**Data entries**
^^^^^^^^^^^^^^^^
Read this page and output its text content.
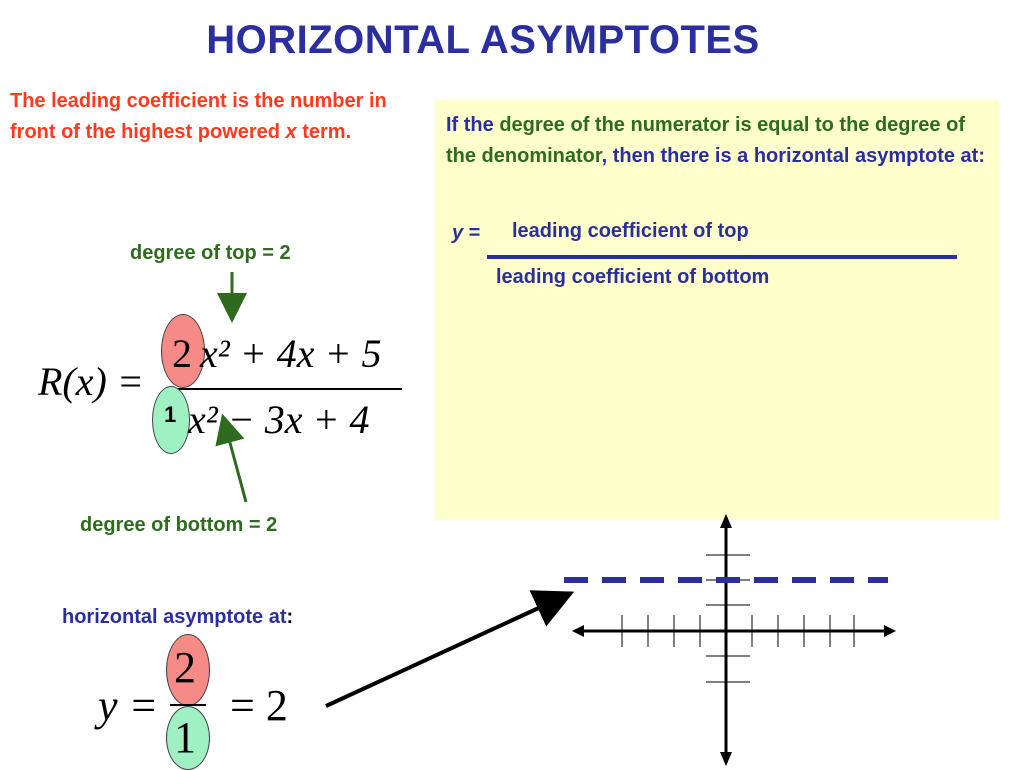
HORIZONTAL ASYMPTOTES
The leading coefficient is the number in front of the highest powered x term.	If the degree of the numerator is equal to the degree of the denominator, then there is a horizontal asymptote at:
y = leading coefficient of top
leading coefficient of bottom
degree of top = 2
degree of bottom = 2
R(x) =
2 x² + 4x + 5
1 x² − 3x + 4
horizontal asymptote at:
y =
2
1
= 2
^^^^^^^^^^^^^^^^
**Aim of the exercise**
The records above are to be quoted exactly, with all pictures left out.

**Response to the task**
Read this page and output its text content.
HORIZONTAL ASYMPTOTES
The leading coefficient is the number in front of the highest powered x term.	If the degree of the numerator is equal to the degree of the denominator, then there is a horizontal asymptote at:
y = leading coefficient of top
leading coefficient of bottom
degree of top = 2
degree of bottom = 2
R(x) =
2 x² + 4x + 5
1 x² − 3x + 4
horizontal asymptote at:
y =
2
1
= 2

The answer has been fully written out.